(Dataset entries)

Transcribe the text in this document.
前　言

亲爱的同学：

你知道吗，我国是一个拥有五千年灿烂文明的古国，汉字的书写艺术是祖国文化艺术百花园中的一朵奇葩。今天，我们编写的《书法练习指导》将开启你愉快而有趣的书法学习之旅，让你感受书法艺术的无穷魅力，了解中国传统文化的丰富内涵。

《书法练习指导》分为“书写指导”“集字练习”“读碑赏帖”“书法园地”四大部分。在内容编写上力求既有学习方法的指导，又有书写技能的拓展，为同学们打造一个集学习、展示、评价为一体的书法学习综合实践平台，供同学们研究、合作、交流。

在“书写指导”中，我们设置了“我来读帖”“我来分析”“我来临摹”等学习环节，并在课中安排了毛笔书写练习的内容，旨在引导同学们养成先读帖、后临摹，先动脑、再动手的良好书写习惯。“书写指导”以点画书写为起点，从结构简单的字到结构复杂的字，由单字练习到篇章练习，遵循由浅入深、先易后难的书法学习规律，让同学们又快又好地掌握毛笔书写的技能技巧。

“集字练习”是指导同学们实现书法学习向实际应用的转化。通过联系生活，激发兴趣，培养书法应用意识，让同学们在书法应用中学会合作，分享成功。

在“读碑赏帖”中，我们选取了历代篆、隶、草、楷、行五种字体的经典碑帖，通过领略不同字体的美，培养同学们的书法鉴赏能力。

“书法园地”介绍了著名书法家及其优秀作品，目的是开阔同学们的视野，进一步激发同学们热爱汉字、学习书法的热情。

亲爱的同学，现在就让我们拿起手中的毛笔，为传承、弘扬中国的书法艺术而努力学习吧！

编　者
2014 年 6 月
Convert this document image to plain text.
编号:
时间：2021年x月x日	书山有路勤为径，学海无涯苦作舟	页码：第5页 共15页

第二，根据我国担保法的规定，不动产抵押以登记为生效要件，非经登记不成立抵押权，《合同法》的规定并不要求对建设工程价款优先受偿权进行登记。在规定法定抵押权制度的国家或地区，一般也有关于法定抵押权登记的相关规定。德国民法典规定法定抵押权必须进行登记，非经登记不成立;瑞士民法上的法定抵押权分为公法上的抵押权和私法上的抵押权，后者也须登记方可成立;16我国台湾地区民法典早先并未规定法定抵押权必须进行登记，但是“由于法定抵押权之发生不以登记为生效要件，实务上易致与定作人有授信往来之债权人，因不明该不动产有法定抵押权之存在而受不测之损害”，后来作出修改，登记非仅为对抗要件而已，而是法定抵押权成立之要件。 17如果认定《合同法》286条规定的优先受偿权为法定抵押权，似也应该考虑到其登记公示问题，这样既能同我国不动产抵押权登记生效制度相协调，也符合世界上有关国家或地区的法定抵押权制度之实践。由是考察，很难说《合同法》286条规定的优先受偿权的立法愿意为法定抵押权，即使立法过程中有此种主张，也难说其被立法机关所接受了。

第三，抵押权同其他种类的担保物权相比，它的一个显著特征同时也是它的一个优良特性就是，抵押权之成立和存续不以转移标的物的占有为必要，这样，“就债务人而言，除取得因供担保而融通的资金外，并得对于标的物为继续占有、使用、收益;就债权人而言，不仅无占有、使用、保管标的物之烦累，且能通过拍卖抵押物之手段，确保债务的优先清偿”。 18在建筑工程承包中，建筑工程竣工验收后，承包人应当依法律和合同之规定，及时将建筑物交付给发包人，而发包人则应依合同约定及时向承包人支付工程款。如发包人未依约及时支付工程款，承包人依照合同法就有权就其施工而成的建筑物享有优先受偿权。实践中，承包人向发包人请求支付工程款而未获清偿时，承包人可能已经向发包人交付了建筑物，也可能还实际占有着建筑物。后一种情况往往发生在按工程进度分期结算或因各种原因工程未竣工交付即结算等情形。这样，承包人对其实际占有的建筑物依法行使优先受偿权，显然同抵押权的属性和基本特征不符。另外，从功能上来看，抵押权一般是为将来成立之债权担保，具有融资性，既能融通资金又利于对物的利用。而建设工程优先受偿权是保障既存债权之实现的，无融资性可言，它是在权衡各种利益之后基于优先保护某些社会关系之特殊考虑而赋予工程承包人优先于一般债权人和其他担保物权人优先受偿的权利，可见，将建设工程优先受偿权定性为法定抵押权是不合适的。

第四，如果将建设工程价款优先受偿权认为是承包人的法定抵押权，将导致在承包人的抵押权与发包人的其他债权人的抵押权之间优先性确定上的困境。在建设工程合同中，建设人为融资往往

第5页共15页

AIM:
Look for "书写指导" and pull out every line that has it.

TASK RESULT:
《书法练习指导》分为“书写指导”“集字练习”“读碑赏帖”“书法园地”四大部分。在内容编写上力求既有学习方法的指导，又有书写技能的拓展，为同学们打造一个集学习、展示、评价为一体的书法学习综合实践平台，供同学们研究、合作、交流。
在“书写指导”中，我们设置了“我来读帖”“我来分析”“我来临摹”等学习环节，并在课中安排了毛笔书写练习的内容，旨在引导同学们养成先读帖、后临摹，先动脑、再动手的良好书写习惯。“书写指导”以点画书写为起点，从结构简单的字到结构复杂的字，由单字练习到篇章练习，遵循由浅入深、先易后难的书法学习规律，让同学们又快又好地掌握毛笔书写的技能技巧。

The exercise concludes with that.